— REQUIREMENT —
Repeat every record exactly, but keep images out of the copy.

Dataset entries on figures

—————

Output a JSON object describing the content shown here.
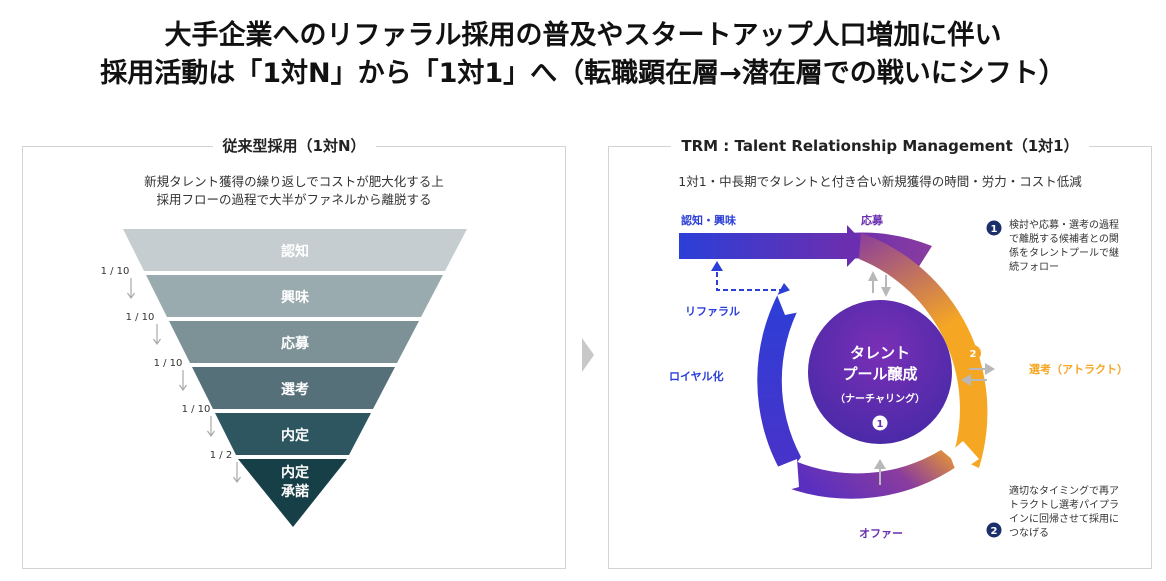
{
  "header": {
    "line1": "大手企業へのリファラル採用の普及やスタートアップ人口増加に伴い",
    "line2": "採用活動は「1対N」から「1対1」へ（転職顕在層→潜在層での戦いにシフト）"
  },
  "left_panel": {
    "title": "従来型採用（1対N）",
    "desc_line1": "新規タレント獲得の繰り返しでコストが肥大化する上",
    "desc_line2": "採用フローの過程で大半がファネルから離脱する",
    "funnel": [
      {
        "label": "認知",
        "color": "#c5cdd0"
      },
      {
        "label": "興味",
        "color": "#9aabb0"
      },
      {
        "label": "応募",
        "color": "#7d9297"
      },
      {
        "label": "選考",
        "color": "#56707a"
      },
      {
        "label": "内定",
        "color": "#2d5661"
      },
      {
        "label_line1": "内定",
        "label_line2": "承諾",
        "color": "#173f47"
      }
    ],
    "ratios": [
      "1 / 10",
      "1 / 10",
      "1 / 10",
      "1 / 10",
      "1 / 2"
    ]
  },
  "right_panel": {
    "title": "TRM : Talent Relationship Management（1対1）",
    "desc": "1対1・中長期でタレントと付き合い新規獲得の時間・労力・コスト低減",
    "stages": {
      "awareness": "認知・興味",
      "apply": "応募",
      "select": "選考（アトラクト）",
      "offer": "オファー",
      "loyalty": "ロイヤル化",
      "referral": "リファラル"
    },
    "center": {
      "line1": "タレント",
      "line2": "プール醸成",
      "line3": "（ナーチャリング）",
      "badge": "1"
    },
    "badge2": "2",
    "note1": {
      "badge": "1",
      "lines": [
        "検討や応募・選考の過程",
        "で離脱する候補者との関",
        "係をタレントプールで継",
        "続フォロー"
      ]
    },
    "note2": {
      "badge": "2",
      "lines": [
        "適切なタイミングで再ア",
        "トラクトし選考パイプラ",
        "インに回帰させて採用に",
        "つなげる"
      ]
    },
    "colors": {
      "blue": "#2b3fd8",
      "purple": "#6a2fb0",
      "orange": "#f5a623",
      "navy": "#1d2f6b"
    }
  }
}
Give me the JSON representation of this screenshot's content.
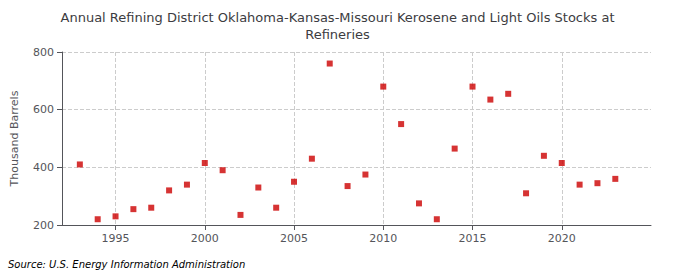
{
  "chart_data": {
    "type": "scatter",
    "title": "Annual Refining District Oklahoma-Kansas-Missouri Kerosene and Light Oils Stocks at\nRefineries",
    "ylabel": "Thousand Barrels",
    "source": "Source: U.S. Energy Information Administration",
    "x": [
      1993,
      1994,
      1995,
      1996,
      1997,
      1998,
      1999,
      2000,
      2001,
      2002,
      2003,
      2004,
      2005,
      2006,
      2007,
      2008,
      2009,
      2010,
      2011,
      2012,
      2013,
      2014,
      2015,
      2016,
      2017,
      2018,
      2019,
      2020,
      2021,
      2022,
      2023
    ],
    "values": [
      410,
      220,
      230,
      255,
      260,
      320,
      340,
      415,
      390,
      235,
      330,
      260,
      350,
      430,
      760,
      335,
      375,
      680,
      550,
      275,
      220,
      465,
      680,
      635,
      655,
      310,
      440,
      415,
      340,
      345,
      360
    ],
    "color": "#cc0000",
    "marker": "square",
    "xlim": [
      1992,
      2025
    ],
    "xticks": [
      1995,
      2000,
      2005,
      2010,
      2015,
      2020
    ],
    "ylim": [
      200,
      800
    ],
    "yticks": [
      200,
      400,
      600,
      800
    ],
    "grid": true
  }
}
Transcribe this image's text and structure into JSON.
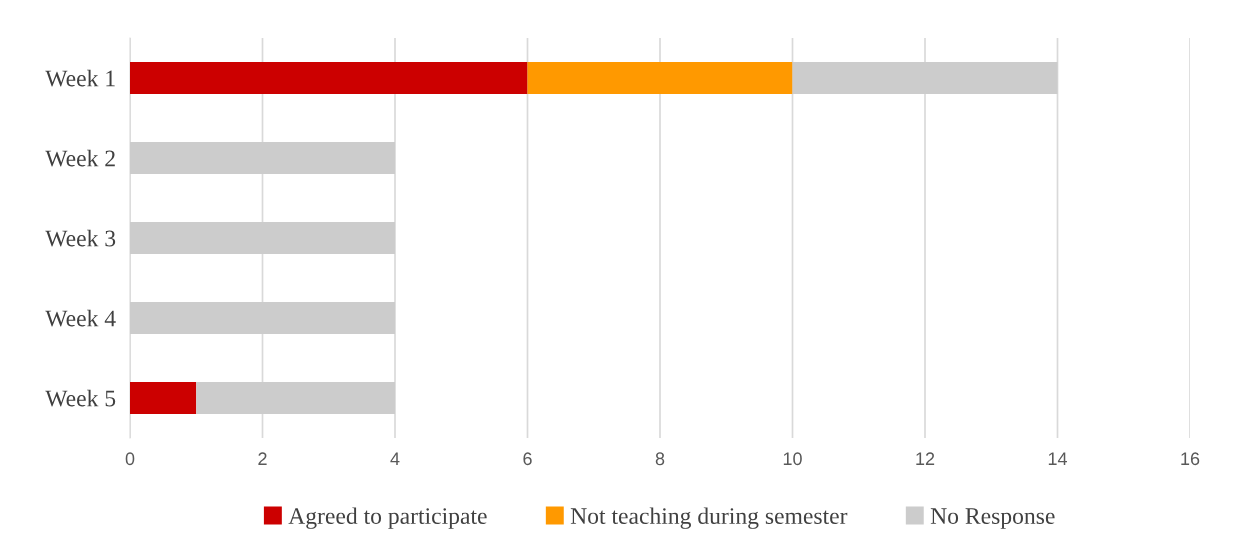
{
  "chart_data": {
    "type": "bar",
    "orientation": "horizontal",
    "stacked": true,
    "categories": [
      "Week 1",
      "Week 2",
      "Week 3",
      "Week 4",
      "Week 5"
    ],
    "series": [
      {
        "name": "Agreed to participate",
        "color": "#cc0000",
        "values": [
          6,
          0,
          0,
          0,
          1
        ]
      },
      {
        "name": "Not teaching during semester",
        "color": "#ff9900",
        "values": [
          4,
          0,
          0,
          0,
          0
        ]
      },
      {
        "name": "No Response",
        "color": "#cccccc",
        "values": [
          4,
          4,
          4,
          4,
          3
        ]
      }
    ],
    "xlim": [
      0,
      16
    ],
    "xticks": [
      0,
      2,
      4,
      6,
      8,
      10,
      12,
      14,
      16
    ],
    "grid": "x",
    "legend": "bottom"
  }
}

—————

— ANSWER TO THIS PROBLEM —
Output a JSON object describing the content shown here.
{
  "header": {
    "line1": "大手企業へのリファラル採用の普及やスタートアップ人口増加に伴い",
    "line2": "採用活動は「1対N」から「1対1」へ（転職顕在層→潜在層での戦いにシフト）"
  },
  "left_panel": {
    "title": "従来型採用（1対N）",
    "desc_line1": "新規タレント獲得の繰り返しでコストが肥大化する上",
    "desc_line2": "採用フローの過程で大半がファネルから離脱する",
    "funnel": [
      {
        "label": "認知",
        "color": "#c5cdd0"
      },
      {
        "label": "興味",
        "color": "#9aabb0"
      },
      {
        "label": "応募",
        "color": "#7d9297"
      },
      {
        "label": "選考",
        "color": "#56707a"
      },
      {
        "label": "内定",
        "color": "#2d5661"
      },
      {
        "label_line1": "内定",
        "label_line2": "承諾",
        "color": "#173f47"
      }
    ],
    "ratios": [
      "1 / 10",
      "1 / 10",
      "1 / 10",
      "1 / 10",
      "1 / 2"
    ]
  },
  "right_panel": {
    "title": "TRM : Talent Relationship Management（1対1）",
    "desc": "1対1・中長期でタレントと付き合い新規獲得の時間・労力・コスト低減",
    "stages": {
      "awareness": "認知・興味",
      "apply": "応募",
      "select": "選考（アトラクト）",
      "offer": "オファー",
      "loyalty": "ロイヤル化",
      "referral": "リファラル"
    },
    "center": {
      "line1": "タレント",
      "line2": "プール醸成",
      "line3": "（ナーチャリング）",
      "badge": "1"
    },
    "badge2": "2",
    "note1": {
      "badge": "1",
      "lines": [
        "検討や応募・選考の過程",
        "で離脱する候補者との関",
        "係をタレントプールで継",
        "続フォロー"
      ]
    },
    "note2": {
      "badge": "2",
      "lines": [
        "適切なタイミングで再ア",
        "トラクトし選考パイプラ",
        "インに回帰させて採用に",
        "つなげる"
      ]
    },
    "colors": {
      "blue": "#2b3fd8",
      "purple": "#6a2fb0",
      "orange": "#f5a623",
      "navy": "#1d2f6b"
    }
  }
}
Give me the JSON representation of this screenshot's content.
{
  "chart_data": {
    "type": "scatter",
    "title": "Annual Refining District Oklahoma-Kansas-Missouri Kerosene and Light Oils Stocks at\nRefineries",
    "ylabel": "Thousand Barrels",
    "source": "Source: U.S. Energy Information Administration",
    "x": [
      1993,
      1994,
      1995,
      1996,
      1997,
      1998,
      1999,
      2000,
      2001,
      2002,
      2003,
      2004,
      2005,
      2006,
      2007,
      2008,
      2009,
      2010,
      2011,
      2012,
      2013,
      2014,
      2015,
      2016,
      2017,
      2018,
      2019,
      2020,
      2021,
      2022,
      2023
    ],
    "values": [
      410,
      220,
      230,
      255,
      260,
      320,
      340,
      415,
      390,
      235,
      330,
      260,
      350,
      430,
      760,
      335,
      375,
      680,
      550,
      275,
      220,
      465,
      680,
      635,
      655,
      310,
      440,
      415,
      340,
      345,
      360
    ],
    "color": "#cc0000",
    "marker": "square",
    "xlim": [
      1992,
      2025
    ],
    "xticks": [
      1995,
      2000,
      2005,
      2010,
      2015,
      2020
    ],
    "ylim": [
      200,
      800
    ],
    "yticks": [
      200,
      400,
      600,
      800
    ],
    "grid": true
  }
}
Transcribe this image's text and structure into JSON.
{
  "chart_data": {
    "type": "bar",
    "orientation": "horizontal",
    "stacked": true,
    "categories": [
      "Week 1",
      "Week 2",
      "Week 3",
      "Week 4",
      "Week 5"
    ],
    "series": [
      {
        "name": "Agreed to participate",
        "color": "#cc0000",
        "values": [
          6,
          0,
          0,
          0,
          1
        ]
      },
      {
        "name": "Not teaching during semester",
        "color": "#ff9900",
        "values": [
          4,
          0,
          0,
          0,
          0
        ]
      },
      {
        "name": "No Response",
        "color": "#cccccc",
        "values": [
          4,
          4,
          4,
          4,
          3
        ]
      }
    ],
    "xlim": [
      0,
      16
    ],
    "xticks": [
      0,
      2,
      4,
      6,
      8,
      10,
      12,
      14,
      16
    ],
    "grid": "x",
    "legend": "bottom"
  }
}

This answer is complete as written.